--- Begin Input for this task ---
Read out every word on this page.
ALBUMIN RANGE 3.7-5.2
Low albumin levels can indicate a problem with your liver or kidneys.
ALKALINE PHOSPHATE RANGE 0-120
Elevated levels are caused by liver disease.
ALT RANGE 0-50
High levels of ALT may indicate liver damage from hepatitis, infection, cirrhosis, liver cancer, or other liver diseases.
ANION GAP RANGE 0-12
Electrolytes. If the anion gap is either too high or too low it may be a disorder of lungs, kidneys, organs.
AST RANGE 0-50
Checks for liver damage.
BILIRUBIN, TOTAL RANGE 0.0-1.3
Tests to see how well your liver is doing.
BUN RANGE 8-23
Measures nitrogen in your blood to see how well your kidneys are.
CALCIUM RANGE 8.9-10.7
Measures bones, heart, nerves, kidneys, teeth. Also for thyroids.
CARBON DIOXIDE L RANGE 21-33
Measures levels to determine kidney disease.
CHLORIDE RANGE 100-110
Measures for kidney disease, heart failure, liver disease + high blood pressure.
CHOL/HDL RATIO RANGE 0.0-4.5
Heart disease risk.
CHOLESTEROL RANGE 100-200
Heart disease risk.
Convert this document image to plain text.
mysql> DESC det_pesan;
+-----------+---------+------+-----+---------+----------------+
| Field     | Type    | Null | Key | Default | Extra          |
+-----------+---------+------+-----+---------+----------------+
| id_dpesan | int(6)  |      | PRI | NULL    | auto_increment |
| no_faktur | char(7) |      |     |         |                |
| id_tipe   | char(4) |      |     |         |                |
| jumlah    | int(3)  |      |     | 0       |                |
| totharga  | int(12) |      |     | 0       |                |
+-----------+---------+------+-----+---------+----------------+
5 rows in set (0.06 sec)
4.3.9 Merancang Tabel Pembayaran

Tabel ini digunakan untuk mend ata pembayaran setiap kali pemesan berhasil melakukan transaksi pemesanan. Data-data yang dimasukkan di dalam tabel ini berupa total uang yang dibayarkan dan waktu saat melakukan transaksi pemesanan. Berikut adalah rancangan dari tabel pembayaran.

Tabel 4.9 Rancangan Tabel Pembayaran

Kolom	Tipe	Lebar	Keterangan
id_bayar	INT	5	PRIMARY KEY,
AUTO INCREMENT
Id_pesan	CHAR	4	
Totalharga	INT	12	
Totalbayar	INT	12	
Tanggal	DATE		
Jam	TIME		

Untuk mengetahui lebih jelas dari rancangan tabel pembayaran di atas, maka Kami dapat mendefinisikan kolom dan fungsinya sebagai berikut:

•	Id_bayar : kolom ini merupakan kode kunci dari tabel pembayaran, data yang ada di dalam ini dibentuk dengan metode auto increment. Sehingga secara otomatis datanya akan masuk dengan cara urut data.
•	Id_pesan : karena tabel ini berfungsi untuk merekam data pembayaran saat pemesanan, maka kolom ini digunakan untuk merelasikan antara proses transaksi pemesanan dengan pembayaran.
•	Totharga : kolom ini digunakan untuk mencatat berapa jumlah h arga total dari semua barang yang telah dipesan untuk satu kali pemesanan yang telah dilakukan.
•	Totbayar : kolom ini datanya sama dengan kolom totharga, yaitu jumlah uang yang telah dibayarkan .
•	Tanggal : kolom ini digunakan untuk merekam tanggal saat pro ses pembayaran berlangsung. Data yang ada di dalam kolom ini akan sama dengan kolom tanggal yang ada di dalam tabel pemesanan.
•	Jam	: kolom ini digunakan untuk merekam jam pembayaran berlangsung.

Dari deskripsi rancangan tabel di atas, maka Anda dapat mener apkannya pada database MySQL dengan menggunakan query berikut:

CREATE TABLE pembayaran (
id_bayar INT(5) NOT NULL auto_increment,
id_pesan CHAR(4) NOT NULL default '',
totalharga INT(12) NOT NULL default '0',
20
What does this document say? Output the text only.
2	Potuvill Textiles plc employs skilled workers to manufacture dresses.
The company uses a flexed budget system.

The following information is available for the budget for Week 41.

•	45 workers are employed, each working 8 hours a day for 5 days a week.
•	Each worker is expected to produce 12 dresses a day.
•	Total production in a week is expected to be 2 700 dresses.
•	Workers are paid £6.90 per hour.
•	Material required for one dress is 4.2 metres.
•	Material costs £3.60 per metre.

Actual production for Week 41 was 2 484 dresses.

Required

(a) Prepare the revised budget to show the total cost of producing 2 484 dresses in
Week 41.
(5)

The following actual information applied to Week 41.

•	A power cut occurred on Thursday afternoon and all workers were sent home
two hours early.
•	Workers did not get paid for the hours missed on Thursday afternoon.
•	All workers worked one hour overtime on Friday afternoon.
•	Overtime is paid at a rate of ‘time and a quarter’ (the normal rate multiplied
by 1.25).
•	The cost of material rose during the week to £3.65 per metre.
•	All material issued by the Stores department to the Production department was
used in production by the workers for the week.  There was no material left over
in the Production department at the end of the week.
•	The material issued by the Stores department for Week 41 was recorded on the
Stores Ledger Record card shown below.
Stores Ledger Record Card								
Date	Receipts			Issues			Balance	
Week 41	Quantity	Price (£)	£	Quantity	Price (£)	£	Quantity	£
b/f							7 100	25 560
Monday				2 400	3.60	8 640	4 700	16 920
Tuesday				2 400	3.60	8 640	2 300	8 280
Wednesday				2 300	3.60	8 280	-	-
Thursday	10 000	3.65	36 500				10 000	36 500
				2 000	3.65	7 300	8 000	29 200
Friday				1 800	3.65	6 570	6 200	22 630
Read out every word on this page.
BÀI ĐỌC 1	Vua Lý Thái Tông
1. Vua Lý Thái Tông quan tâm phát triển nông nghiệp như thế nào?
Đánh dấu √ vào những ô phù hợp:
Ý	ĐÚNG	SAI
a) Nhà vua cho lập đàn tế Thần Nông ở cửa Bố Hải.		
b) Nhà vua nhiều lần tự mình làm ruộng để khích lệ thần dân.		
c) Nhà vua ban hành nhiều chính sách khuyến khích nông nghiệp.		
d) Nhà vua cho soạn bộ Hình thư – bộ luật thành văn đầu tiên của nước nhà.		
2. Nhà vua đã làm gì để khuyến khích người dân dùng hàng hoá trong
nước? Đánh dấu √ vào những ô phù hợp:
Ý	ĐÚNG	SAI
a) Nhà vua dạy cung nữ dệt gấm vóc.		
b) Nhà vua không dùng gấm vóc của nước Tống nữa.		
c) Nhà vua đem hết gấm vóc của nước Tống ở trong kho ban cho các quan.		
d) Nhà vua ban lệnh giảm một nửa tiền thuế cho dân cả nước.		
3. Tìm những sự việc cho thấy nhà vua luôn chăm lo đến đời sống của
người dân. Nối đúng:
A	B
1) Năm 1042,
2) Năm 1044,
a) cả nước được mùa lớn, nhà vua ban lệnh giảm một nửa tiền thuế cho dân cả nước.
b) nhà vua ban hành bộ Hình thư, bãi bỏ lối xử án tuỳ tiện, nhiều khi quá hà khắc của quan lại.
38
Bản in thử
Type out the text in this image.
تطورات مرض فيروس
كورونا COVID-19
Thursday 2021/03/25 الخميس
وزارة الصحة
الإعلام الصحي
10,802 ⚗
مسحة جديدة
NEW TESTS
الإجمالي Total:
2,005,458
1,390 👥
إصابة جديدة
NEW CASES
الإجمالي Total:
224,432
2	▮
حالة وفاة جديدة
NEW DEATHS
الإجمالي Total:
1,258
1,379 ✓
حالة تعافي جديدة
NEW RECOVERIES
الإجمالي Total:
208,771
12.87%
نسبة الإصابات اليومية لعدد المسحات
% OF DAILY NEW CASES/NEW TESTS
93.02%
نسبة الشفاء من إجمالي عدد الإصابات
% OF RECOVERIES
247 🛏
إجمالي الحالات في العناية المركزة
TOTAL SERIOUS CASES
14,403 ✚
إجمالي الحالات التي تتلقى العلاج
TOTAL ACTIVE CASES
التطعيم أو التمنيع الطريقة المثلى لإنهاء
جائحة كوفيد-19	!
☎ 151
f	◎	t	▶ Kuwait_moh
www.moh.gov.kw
--- End Input for this task ---
* **What you have to do**
Identify which lines contain the word "Thursday" and copy each one.

* **Completed task**
•	A power cut occurred on Thursday afternoon and all workers were sent home
•	Workers did not get paid for the hours missed on Thursday afternoon.
Thursday	10 000	3.65	36 500				10 000	36 500
Thursday 2021/03/25 الخميس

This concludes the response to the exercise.